(Extracted records)
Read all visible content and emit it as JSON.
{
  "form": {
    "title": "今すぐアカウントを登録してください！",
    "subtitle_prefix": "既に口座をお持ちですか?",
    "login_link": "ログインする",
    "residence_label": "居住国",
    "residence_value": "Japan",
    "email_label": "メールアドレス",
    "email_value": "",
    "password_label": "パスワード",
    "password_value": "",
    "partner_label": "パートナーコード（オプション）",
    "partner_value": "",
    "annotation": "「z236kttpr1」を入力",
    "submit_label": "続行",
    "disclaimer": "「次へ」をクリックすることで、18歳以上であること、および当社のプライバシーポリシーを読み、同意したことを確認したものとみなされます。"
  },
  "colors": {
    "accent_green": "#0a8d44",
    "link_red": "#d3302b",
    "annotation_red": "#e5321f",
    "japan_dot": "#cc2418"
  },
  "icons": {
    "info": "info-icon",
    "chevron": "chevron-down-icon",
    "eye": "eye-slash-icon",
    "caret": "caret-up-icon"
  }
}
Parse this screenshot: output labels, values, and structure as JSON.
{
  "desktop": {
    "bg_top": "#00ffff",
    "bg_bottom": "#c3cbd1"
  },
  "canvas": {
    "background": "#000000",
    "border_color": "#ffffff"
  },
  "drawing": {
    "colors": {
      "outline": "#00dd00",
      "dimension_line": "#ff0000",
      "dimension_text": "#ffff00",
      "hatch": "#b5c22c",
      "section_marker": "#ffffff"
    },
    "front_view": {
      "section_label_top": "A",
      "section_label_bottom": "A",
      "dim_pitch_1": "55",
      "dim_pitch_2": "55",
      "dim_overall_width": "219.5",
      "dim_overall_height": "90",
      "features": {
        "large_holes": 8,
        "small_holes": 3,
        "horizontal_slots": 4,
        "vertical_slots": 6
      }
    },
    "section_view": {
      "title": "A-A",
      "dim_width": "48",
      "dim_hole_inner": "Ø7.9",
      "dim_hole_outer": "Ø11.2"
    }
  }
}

Task:
Output the listing above exactly as it appears.

Output below:
Read all visible content and emit it as JSON.
{
  "form": {
    "title": "今すぐアカウントを登録してください！",
    "subtitle_prefix": "既に口座をお持ちですか?",
    "login_link": "ログインする",
    "residence_label": "居住国",
    "residence_value": "Japan",
    "email_label": "メールアドレス",
    "email_value": "",
    "password_label": "パスワード",
    "password_value": "",
    "partner_label": "パートナーコード（オプション）",
    "partner_value": "",
    "annotation": "「z236kttpr1」を入力",
    "submit_label": "続行",
    "disclaimer": "「次へ」をクリックすることで、18歳以上であること、および当社のプライバシーポリシーを読み、同意したことを確認したものとみなされます。"
  },
  "colors": {
    "accent_green": "#0a8d44",
    "link_red": "#d3302b",
    "annotation_red": "#e5321f",
    "japan_dot": "#cc2418"
  },
  "icons": {
    "info": "info-icon",
    "chevron": "chevron-down-icon",
    "eye": "eye-slash-icon",
    "caret": "caret-up-icon"
  }
}
Parse this screenshot: output labels, values, and structure as JSON.
{
  "desktop": {
    "bg_top": "#00ffff",
    "bg_bottom": "#c3cbd1"
  },
  "canvas": {
    "background": "#000000",
    "border_color": "#ffffff"
  },
  "drawing": {
    "colors": {
      "outline": "#00dd00",
      "dimension_line": "#ff0000",
      "dimension_text": "#ffff00",
      "hatch": "#b5c22c",
      "section_marker": "#ffffff"
    },
    "front_view": {
      "section_label_top": "A",
      "section_label_bottom": "A",
      "dim_pitch_1": "55",
      "dim_pitch_2": "55",
      "dim_overall_width": "219.5",
      "dim_overall_height": "90",
      "features": {
        "large_holes": 8,
        "small_holes": 3,
        "horizontal_slots": 4,
        "vertical_slots": 6
      }
    },
    "section_view": {
      "title": "A-A",
      "dim_width": "48",
      "dim_hole_inner": "Ø7.9",
      "dim_hole_outer": "Ø11.2"
    }
  }
}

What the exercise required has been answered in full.